[练习 1] 原文中“经诱导表达在约82 ku处出现阳性条带.”这句话该怎样译成英语？
[练习 2]
根据原文回答：
(a) 所依据的SVA VP1基因序列在GenBank中的登录号是什么？
(b) 重组质粒构建时VP1基因被克隆到哪种载体上？
(c) 阴性对照（背景）的平均荧光值是多少？
[练习 3] 请把原文中以含有“A型塞内卡病毒VP1蛋白的原核表达及纯化”的字句开头、到“SVA VP1蛋白,初步建立了 SVA抗体液相芯片检测方法,为后续研究奠定了基础.”为止的那一部分原样重抄一遍。

[原文节选]
***

A型塞内卡病毒VP1蛋白的原核表达及纯化

[目的]实现A型塞内卡病毒(Seneca virus A,SVA)VP1蛋白在大肠杆菌中的高效可溶性表达,以建立SVA抗体液相芯片技术检测方法.[方法]根据GenBank收录的SVA VP1基因序列(登录号:KY747514.1),基于大肠杆菌的密码子偏好性优化合成VP1基因,克隆到pCold TF载体,构建重组质粒pCold TF-VPl.将重组质粒pCold TF-VP1转化大肠杆菌BL21(DE3)感受态细胞,进行IPTG诱导表达.通过优化诱导时间及IPTG浓度得出最佳诱导表达条件.采用His标签镍柱纯化VP1重组蛋白,将纯化后的SVA VP1蛋白与荧光微球进行偶联,偶联好的微球与阴阳性血清反应,利用Luminex 200系统上机检测背景及阴阳性血清的中值荧光强度(MFI),从而判断阴阳性,以用于猪血清中SVA抗体的检测.[结果]重组质粒pCold TF-VP1成功转入大肠杆菌BL21感受态细胞,并以可溶性蛋白形式表达.经诱导表达在约82 ku处出现阳性条带.当重组菌株诱导条件为16℃、IPTG终浓度为1.2 mmol/L、诱导时间为3 h时,VP1蛋白表达量最高;经Western blotting分析,可在82 ku处出现明显条带.将VP1蛋白与荧光微球偶联,阴性对照(背景)的平均荧光值为17(＜100).测试孔的平均MFI为2 339.5(＞2 000),证明SVA VP1蛋白与微球偶联成功,偶联成功的荧光微球可用于检测猪血清中SVA抗体的检测.[结论]本研究在大肠杆菌中成功表达并纯化了 SVA VP1蛋白,初步建立了 SVA抗体液相芯片检测方法,为后续研究奠定了基础.

***

[所给资料]
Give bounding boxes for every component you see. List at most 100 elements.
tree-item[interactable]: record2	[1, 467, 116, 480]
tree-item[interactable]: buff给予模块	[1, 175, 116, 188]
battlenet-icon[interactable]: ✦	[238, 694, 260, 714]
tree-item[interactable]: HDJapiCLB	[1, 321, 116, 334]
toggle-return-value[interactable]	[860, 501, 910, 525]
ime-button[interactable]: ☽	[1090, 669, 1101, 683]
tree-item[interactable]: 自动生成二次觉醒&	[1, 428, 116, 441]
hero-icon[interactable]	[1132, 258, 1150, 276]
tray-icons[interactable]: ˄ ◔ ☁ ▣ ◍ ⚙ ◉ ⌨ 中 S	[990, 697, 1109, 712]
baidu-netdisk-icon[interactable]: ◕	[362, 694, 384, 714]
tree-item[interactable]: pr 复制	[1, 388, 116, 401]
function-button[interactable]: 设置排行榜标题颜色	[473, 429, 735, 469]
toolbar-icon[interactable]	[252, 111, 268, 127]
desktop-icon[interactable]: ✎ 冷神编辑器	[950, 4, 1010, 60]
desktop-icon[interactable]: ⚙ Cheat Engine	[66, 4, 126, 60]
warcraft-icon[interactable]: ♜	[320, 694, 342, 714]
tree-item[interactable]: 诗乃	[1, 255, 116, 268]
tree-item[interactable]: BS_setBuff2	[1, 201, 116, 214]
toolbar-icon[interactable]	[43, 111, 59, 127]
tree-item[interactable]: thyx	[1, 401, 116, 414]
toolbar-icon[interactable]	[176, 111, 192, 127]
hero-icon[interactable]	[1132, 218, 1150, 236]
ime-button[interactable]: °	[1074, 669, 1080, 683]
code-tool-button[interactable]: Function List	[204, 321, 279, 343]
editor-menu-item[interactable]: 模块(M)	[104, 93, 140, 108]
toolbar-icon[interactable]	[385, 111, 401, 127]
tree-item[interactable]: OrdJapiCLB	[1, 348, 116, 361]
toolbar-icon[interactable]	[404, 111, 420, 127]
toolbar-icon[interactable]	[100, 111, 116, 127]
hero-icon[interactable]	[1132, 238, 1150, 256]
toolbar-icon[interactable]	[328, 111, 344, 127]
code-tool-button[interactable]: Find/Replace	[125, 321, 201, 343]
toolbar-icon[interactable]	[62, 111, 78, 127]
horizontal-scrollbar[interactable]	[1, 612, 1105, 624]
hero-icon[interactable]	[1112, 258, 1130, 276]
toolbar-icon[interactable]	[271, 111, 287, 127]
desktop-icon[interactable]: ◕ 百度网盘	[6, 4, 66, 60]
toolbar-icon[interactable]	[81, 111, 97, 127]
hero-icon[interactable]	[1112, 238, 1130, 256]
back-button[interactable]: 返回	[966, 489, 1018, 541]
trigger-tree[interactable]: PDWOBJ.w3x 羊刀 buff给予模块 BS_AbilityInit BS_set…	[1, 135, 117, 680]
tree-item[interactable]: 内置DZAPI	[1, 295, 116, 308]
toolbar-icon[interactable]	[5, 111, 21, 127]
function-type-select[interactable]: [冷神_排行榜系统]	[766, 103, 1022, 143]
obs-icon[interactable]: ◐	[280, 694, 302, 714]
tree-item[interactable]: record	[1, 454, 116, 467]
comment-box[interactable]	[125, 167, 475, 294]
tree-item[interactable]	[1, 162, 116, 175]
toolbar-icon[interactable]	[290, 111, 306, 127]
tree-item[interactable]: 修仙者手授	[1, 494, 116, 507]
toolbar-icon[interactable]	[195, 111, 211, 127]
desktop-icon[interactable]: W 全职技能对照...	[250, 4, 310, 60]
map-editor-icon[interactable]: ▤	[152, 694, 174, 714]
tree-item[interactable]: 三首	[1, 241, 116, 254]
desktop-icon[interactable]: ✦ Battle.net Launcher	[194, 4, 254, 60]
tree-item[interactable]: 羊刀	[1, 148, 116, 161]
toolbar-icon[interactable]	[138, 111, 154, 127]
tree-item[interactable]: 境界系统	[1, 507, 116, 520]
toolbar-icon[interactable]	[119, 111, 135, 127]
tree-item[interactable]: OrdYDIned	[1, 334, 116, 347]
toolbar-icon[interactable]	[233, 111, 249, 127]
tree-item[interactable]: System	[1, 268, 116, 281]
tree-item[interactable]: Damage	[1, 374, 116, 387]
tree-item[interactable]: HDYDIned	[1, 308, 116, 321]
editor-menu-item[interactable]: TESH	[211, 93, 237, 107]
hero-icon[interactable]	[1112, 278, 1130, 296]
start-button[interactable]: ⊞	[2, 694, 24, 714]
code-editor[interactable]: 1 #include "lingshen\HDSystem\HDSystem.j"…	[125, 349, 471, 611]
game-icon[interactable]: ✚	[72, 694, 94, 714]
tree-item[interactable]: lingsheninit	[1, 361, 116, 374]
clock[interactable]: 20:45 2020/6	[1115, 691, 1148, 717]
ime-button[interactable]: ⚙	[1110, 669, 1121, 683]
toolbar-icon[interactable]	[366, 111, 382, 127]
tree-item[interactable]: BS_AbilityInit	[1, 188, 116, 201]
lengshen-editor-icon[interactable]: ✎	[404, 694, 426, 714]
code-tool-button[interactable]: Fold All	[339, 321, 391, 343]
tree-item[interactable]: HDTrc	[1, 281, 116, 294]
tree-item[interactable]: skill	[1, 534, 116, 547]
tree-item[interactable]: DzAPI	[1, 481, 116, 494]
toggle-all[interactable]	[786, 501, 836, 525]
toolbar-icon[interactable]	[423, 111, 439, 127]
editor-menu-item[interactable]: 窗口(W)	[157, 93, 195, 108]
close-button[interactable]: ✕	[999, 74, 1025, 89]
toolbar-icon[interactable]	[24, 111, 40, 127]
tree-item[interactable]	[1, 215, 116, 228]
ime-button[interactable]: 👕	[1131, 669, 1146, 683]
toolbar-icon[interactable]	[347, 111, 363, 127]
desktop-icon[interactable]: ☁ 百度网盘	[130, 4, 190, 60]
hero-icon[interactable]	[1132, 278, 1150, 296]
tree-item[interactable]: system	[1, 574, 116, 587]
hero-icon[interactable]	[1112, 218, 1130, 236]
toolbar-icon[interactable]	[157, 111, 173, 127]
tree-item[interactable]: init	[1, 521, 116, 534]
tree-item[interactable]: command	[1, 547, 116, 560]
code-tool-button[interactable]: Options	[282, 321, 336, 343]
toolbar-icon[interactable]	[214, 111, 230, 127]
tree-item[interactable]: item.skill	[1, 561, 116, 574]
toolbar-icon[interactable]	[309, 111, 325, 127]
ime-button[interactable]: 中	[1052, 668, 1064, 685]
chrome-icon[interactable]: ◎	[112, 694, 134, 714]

***

[参考答案 1] After induced expression, a positive band appeared at approximately 82 ku.

[参考答案 2]
(a) KY747514.1
(b) pCold TF载体
(c) 17

[参考答案 3]
A型塞内卡病毒VP1蛋白的原核表达及纯化

[目的]实现A型塞内卡病毒(Seneca virus A,SVA)VP1蛋白在大肠杆菌中的高效可溶性表达,以建立SVA抗体液相芯片技术检测方法.[方法]根据GenBank收录的SVA VP1基因序列(登录号:KY747514.1),基于大肠杆菌的密码子偏好性优化合成VP1基因,克隆到pCold TF载体,构建重组质粒pCold TF-VPl.将重组质粒pCold TF-VP1转化大肠杆菌BL21(DE3)感受态细胞,进行IPTG诱导表达.通过优化诱导时间及IPTG浓度得出最佳诱导表达条件.采用His标签镍柱纯化VP1重组蛋白,将纯化后的SVA VP1蛋白与荧光微球进行偶联,偶联好的微球与阴阳性血清反应,利用Luminex 200系统上机检测背景及阴阳性血清的中值荧光强度(MFI),从而判断阴阳性,以用于猪血清中SVA抗体的检测.[结果]重组质粒pCold TF-VP1成功转入大肠杆菌BL21感受态细胞,并以可溶性蛋白形式表达.经诱导表达在约82 ku处出现阳性条带.当重组菌株诱导条件为16℃、IPTG终浓度为1.2 mmol/L、诱导时间为3 h时,VP1蛋白表达量最高;经Western blotting分析,可在82 ku处出现明显条带.将VP1蛋白与荧光微球偶联,阴性对照(背景)的平均荧光值为17(＜100).测试孔的平均MFI为2 339.5(＞2 000),证明SVA VP1蛋白与微球偶联成功,偶联成功的荧光微球可用于检测猪血清中SVA抗体的检测.[结论]本研究在大肠杆菌中成功表达并纯化了 SVA VP1蛋白,初步建立了 SVA抗体液相芯片检测方法,为后续研究奠定了基础.